- Records about charts and figures
====

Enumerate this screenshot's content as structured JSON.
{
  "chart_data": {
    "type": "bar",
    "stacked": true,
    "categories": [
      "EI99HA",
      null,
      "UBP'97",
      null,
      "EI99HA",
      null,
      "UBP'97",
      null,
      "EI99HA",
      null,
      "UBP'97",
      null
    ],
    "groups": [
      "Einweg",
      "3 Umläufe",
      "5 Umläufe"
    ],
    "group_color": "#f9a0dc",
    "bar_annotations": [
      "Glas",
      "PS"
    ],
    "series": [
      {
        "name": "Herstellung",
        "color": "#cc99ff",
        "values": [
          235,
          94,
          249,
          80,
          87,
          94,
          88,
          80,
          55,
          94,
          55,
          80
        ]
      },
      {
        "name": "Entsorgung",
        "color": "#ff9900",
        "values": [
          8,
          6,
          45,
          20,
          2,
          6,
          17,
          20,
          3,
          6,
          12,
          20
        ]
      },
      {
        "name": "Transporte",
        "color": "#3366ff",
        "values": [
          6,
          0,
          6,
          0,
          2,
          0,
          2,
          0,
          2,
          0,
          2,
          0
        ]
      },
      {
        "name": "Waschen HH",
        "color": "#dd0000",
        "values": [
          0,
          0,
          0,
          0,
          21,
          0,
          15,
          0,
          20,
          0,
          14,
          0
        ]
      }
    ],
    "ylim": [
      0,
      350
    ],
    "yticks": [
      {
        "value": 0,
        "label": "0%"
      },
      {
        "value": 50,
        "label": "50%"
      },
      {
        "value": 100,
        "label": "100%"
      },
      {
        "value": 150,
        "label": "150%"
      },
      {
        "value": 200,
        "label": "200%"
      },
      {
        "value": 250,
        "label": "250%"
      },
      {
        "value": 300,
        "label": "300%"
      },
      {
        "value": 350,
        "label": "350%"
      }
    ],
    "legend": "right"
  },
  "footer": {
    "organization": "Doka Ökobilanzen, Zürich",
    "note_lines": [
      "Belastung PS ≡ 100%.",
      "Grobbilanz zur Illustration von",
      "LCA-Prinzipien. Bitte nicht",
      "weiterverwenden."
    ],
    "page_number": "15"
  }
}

====

- Given instruction
Of the lines above, copy each that contains "label".

- Solution
        "label": "0%"
        "label": "50%"
        "label": "100%"
        "label": "150%"
        "label": "200%"
        "label": "250%"
        "label": "300%"
        "label": "350%"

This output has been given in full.